- _Instructions to follow_
Give the number of lines that include the string "Organ", nothing more.

Stored data
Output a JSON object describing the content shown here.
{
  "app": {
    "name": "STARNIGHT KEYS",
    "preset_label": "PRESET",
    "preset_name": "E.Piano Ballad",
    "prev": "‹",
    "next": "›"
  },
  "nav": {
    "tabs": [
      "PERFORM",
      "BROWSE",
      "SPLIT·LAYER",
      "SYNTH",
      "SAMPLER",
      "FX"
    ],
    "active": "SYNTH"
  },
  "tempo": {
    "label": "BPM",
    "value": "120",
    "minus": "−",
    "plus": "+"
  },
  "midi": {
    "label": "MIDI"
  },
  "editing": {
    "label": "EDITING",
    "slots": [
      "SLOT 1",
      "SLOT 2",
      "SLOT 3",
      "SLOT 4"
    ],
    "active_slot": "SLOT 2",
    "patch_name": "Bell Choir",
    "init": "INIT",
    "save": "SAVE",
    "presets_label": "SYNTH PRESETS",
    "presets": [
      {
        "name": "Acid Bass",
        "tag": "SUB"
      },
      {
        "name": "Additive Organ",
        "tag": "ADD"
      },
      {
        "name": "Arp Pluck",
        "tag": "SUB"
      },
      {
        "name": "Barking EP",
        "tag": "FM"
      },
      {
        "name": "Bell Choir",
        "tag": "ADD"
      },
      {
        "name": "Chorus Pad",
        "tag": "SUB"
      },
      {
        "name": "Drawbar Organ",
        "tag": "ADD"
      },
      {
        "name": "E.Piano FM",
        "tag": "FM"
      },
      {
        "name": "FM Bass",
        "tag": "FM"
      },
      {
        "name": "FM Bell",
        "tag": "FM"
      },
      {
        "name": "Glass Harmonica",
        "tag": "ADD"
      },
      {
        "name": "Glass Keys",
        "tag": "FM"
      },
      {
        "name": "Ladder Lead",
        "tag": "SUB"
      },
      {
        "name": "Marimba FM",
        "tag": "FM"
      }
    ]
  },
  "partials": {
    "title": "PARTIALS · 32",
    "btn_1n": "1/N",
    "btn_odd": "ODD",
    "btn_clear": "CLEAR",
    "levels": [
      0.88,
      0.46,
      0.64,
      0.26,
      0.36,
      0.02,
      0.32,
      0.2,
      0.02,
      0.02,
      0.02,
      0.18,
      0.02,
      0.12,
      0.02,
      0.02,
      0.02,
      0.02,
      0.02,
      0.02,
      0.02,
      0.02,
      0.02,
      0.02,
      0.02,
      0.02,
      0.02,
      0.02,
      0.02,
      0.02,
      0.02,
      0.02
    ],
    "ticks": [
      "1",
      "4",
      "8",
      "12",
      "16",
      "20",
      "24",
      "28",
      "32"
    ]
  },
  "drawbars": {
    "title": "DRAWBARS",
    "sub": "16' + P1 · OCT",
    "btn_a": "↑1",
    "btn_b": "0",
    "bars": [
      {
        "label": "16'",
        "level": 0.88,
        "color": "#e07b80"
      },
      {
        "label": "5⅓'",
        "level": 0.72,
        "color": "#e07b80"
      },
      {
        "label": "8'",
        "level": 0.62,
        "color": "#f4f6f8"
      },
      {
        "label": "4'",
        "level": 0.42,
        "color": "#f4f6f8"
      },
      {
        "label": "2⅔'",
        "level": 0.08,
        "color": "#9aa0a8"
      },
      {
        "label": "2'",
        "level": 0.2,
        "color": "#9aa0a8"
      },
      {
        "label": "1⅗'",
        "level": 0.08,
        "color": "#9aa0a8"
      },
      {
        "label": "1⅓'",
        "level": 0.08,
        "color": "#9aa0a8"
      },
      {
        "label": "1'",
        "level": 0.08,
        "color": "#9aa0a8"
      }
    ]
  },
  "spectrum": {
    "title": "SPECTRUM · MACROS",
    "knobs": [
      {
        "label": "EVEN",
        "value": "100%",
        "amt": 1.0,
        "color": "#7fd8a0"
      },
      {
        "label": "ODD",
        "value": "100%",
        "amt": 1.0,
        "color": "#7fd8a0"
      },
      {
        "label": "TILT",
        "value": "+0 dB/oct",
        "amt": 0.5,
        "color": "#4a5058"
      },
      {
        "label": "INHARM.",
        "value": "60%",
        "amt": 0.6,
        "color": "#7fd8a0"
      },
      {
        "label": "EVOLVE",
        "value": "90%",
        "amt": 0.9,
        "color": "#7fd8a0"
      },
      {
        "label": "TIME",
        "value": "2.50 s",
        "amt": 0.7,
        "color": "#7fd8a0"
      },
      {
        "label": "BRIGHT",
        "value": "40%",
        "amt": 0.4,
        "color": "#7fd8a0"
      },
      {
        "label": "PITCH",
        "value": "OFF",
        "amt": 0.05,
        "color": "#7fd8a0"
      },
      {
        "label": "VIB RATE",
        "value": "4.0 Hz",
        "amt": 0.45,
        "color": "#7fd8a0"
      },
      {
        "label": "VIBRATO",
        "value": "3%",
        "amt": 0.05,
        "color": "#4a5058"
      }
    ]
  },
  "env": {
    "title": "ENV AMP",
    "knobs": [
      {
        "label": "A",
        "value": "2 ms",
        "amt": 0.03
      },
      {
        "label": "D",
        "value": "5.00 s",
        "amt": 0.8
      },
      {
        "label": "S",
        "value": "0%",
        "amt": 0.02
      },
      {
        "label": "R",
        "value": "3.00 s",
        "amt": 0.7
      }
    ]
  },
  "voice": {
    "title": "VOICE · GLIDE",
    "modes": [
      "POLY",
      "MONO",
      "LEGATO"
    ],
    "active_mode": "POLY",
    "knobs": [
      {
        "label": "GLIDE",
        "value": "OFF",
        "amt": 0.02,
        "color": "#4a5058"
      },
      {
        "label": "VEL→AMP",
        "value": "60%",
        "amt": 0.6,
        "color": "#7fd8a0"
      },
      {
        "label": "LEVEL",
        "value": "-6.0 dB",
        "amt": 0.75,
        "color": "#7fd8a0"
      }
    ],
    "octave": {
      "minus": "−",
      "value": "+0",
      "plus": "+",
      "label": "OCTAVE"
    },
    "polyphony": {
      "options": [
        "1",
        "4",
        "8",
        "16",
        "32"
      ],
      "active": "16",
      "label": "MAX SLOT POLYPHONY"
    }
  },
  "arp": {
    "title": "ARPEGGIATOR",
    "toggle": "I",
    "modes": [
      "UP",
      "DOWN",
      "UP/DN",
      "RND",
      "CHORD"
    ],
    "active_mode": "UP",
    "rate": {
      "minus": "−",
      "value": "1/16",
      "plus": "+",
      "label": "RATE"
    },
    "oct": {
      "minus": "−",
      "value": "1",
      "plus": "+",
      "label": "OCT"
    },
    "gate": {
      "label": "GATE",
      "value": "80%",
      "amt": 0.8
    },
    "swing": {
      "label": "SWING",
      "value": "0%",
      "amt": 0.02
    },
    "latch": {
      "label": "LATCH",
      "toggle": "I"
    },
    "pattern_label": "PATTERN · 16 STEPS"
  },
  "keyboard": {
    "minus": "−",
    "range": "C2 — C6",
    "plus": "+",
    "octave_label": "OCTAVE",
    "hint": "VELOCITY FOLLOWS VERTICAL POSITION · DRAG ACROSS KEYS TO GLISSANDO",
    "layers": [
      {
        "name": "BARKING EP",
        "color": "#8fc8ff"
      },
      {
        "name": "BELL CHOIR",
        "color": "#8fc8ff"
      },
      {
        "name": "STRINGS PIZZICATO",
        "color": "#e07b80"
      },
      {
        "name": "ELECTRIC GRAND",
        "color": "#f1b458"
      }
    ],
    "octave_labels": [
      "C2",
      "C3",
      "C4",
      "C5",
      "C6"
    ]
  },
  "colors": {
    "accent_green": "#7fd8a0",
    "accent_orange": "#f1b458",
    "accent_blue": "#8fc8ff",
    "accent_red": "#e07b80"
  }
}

- _Solved problem_
2